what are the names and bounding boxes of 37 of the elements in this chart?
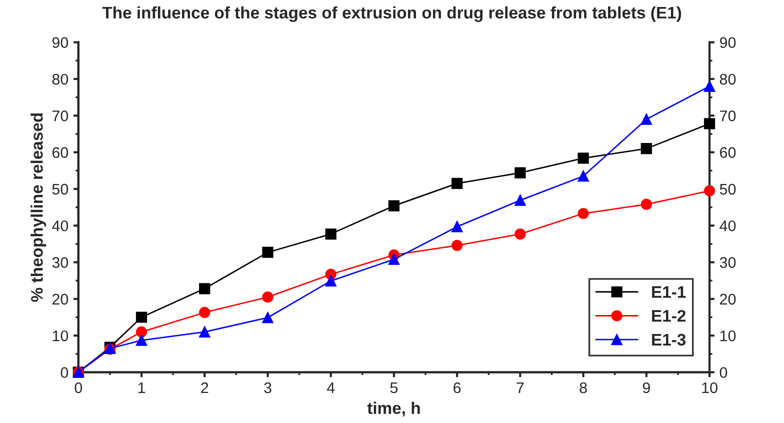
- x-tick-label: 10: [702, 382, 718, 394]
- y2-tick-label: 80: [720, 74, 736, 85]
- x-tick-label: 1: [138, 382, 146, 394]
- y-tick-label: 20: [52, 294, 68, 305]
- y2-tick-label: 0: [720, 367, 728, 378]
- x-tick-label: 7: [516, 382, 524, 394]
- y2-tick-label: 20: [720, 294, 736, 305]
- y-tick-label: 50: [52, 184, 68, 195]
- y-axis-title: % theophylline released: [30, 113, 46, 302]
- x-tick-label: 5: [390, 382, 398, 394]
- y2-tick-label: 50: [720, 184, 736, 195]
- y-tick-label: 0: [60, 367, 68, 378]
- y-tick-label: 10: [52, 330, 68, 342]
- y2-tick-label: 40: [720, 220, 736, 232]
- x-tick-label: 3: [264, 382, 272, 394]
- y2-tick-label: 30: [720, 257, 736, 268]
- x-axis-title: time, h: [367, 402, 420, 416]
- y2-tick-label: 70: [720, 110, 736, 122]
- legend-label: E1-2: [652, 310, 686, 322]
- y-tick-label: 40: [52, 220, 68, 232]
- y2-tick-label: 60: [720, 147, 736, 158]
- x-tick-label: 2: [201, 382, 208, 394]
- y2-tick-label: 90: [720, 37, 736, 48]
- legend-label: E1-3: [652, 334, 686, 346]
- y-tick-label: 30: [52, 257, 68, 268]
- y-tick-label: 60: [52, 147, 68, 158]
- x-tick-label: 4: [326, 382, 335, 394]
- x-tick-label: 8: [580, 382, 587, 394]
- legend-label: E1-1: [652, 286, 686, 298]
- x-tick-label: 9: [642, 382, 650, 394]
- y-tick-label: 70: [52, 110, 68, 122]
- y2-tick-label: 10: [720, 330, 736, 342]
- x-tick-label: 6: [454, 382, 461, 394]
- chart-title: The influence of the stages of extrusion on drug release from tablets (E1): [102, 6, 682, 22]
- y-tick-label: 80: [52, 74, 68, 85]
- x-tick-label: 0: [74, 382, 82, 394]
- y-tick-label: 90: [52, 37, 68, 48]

+ + +

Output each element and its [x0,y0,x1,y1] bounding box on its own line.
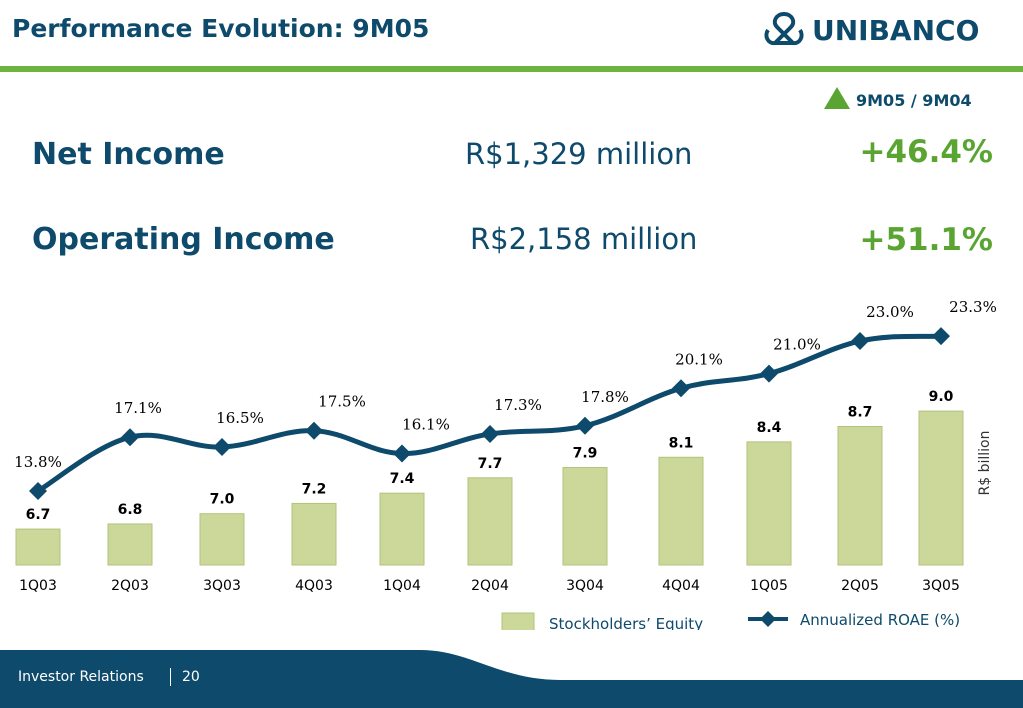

+ + +

_TASK PROMPT:_
Format the lines of the records as a numbered list, from the line that contains "what are the" through the line that contains "- x-tick-label: 0: [74, 382, 82, 394]", inclusive. Omit blank lines and pictures.

_SOLVED PROBLEM:_
1. what are the names and bounding boxes of 37 of the elements in this chart?
2. - x-tick-label: 10: [702, 382, 718, 394]
3. - y2-tick-label: 80: [720, 74, 736, 85]
4. - x-tick-label: 1: [138, 382, 146, 394]
5. - y-tick-label: 20: [52, 294, 68, 305]
6. - y2-tick-label: 0: [720, 367, 728, 378]
7. - x-tick-label: 7: [516, 382, 524, 394]
8. - y2-tick-label: 20: [720, 294, 736, 305]
9. - y-tick-label: 50: [52, 184, 68, 195]
10. - y-axis-title: % theophylline released: [30, 113, 46, 302]
11. - x-tick-label: 5: [390, 382, 398, 394]
12. - y2-tick-label: 50: [720, 184, 736, 195]
13. - y-tick-label: 0: [60, 367, 68, 378]
14. - y-tick-label: 10: [52, 330, 68, 342]
15. - y2-tick-label: 40: [720, 220, 736, 232]
16. - x-tick-label: 3: [264, 382, 272, 394]
17. - y2-tick-label: 30: [720, 257, 736, 268]
18. - x-axis-title: time, h: [367, 402, 420, 416]
19. - y2-tick-label: 70: [720, 110, 736, 122]
20. - legend-label: E1-2: [652, 310, 686, 322]
21. - y-tick-label: 40: [52, 220, 68, 232]
22. - y2-tick-label: 60: [720, 147, 736, 158]
23. - x-tick-label: 2: [201, 382, 208, 394]
24. - y2-tick-label: 90: [720, 37, 736, 48]
25. - legend-label: E1-3: [652, 334, 686, 346]
26. - y-tick-label: 30: [52, 257, 68, 268]
27. - y-tick-label: 60: [52, 147, 68, 158]
28. - x-tick-label: 4: [326, 382, 335, 394]
29. - x-tick-label: 8: [580, 382, 587, 394]
30. - legend-label: E1-1: [652, 286, 686, 298]
31. - x-tick-label: 9: [642, 382, 650, 394]
32. - y-tick-label: 70: [52, 110, 68, 122]
33. - y2-tick-label: 10: [720, 330, 736, 342]
34. - x-tick-label: 6: [454, 382, 461, 394]
35. - chart-title: The influence of the stages of extrusion on drug release from tablets (E1): [102, 6, 682, 22]
36. - y-tick-label: 80: [52, 74, 68, 85]
37. - x-tick-label: 0: [74, 382, 82, 394]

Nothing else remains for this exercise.